▶ [WHAT YOU HAVE TO DO]:
Which lines below hold the word "marker"? Copy all of them.

▶ [RECORDED DATA]:

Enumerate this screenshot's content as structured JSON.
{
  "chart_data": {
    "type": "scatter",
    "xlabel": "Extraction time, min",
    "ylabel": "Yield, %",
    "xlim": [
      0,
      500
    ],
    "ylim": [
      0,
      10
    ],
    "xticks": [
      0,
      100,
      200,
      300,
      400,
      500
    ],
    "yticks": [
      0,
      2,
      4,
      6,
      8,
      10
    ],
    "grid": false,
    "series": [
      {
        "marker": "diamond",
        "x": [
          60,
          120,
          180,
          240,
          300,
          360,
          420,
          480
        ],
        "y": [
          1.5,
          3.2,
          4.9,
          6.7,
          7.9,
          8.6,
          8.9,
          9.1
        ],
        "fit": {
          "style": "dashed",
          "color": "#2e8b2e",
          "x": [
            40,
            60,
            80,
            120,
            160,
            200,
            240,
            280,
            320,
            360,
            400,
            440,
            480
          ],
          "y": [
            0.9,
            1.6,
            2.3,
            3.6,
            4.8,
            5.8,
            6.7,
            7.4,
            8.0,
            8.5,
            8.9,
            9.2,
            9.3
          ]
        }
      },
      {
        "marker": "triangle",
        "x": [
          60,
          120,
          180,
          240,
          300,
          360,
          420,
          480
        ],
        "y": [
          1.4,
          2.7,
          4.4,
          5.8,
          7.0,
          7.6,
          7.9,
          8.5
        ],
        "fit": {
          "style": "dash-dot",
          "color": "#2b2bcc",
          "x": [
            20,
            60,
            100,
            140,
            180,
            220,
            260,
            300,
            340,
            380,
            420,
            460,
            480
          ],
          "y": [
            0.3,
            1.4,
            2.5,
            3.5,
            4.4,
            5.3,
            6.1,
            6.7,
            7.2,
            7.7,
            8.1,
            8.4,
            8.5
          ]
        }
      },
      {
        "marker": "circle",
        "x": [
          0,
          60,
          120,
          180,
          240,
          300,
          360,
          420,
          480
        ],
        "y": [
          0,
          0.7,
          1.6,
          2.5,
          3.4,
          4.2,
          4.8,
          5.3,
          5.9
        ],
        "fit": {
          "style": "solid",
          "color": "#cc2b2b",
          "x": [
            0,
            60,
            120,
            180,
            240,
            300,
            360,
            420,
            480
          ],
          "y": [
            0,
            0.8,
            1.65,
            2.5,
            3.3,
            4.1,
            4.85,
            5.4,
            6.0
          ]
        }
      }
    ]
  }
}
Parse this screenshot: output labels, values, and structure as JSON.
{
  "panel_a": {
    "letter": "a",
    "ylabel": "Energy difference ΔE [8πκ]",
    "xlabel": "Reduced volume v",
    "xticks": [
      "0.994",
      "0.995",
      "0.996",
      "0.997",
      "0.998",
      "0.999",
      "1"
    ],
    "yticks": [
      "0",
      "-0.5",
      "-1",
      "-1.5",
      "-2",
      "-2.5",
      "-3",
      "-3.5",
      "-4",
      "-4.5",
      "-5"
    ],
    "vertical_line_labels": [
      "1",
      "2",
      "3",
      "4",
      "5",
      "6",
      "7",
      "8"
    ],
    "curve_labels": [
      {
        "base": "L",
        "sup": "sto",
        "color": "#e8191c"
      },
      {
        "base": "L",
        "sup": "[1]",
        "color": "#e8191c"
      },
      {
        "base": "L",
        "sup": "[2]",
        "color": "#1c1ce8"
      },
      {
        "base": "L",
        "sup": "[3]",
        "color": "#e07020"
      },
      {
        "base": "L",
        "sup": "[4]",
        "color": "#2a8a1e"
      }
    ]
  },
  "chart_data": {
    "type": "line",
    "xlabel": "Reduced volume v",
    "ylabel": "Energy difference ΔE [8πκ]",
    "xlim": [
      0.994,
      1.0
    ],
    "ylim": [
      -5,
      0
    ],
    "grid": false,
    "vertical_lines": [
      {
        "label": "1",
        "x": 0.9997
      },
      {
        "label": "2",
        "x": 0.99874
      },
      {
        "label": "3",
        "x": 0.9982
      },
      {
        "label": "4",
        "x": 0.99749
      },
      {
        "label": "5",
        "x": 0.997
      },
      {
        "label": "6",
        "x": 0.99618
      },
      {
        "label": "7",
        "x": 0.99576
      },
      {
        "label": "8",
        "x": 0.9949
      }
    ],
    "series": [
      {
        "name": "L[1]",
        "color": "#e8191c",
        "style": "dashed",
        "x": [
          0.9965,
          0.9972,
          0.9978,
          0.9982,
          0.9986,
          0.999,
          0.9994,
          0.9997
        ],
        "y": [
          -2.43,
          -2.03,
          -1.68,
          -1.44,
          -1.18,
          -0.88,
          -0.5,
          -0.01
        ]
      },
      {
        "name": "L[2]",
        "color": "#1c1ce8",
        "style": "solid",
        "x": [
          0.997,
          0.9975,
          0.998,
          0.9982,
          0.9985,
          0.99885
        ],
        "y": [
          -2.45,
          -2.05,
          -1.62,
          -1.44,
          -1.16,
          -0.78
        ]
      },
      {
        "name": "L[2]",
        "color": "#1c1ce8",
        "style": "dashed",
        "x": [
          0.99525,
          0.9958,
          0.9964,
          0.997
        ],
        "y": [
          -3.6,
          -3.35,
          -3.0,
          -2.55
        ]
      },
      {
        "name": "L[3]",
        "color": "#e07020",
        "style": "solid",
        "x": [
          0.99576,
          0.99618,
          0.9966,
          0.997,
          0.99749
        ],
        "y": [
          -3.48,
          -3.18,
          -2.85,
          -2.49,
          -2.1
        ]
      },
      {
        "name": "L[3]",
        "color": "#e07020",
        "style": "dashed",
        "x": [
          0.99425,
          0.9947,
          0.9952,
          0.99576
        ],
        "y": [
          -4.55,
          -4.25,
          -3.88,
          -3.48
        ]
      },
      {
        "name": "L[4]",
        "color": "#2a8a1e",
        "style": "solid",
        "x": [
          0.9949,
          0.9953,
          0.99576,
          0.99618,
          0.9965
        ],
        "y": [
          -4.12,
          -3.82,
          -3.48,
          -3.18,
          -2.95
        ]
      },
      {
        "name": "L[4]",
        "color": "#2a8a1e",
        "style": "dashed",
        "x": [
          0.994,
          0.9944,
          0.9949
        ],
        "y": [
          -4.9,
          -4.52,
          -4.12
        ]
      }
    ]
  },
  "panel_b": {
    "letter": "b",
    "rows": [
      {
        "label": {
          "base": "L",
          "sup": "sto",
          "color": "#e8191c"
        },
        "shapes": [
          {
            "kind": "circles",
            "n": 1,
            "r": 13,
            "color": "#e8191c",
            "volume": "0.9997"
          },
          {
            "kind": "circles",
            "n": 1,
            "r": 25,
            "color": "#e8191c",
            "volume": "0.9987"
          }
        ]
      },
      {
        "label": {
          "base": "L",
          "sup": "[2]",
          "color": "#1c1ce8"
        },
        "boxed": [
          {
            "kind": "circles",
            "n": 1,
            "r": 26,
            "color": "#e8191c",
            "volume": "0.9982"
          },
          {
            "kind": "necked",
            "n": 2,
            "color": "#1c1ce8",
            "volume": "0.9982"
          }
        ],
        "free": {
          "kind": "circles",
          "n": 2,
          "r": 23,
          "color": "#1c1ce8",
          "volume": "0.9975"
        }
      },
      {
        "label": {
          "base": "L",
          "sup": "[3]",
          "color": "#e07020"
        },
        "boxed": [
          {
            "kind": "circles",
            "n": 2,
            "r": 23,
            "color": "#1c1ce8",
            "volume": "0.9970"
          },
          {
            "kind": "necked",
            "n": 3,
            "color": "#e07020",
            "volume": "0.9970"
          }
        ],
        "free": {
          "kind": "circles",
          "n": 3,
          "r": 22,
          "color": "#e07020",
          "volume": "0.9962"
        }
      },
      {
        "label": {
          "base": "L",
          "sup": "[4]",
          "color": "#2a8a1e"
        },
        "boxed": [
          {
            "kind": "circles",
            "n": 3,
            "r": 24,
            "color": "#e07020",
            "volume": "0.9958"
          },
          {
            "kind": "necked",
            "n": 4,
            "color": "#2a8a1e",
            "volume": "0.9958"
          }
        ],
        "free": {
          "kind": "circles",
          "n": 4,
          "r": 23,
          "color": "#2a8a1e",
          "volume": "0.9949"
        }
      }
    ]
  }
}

▶ [IN RESPONSE]:
        "marker": "diamond",
        "marker": "triangle",
        "marker": "circle",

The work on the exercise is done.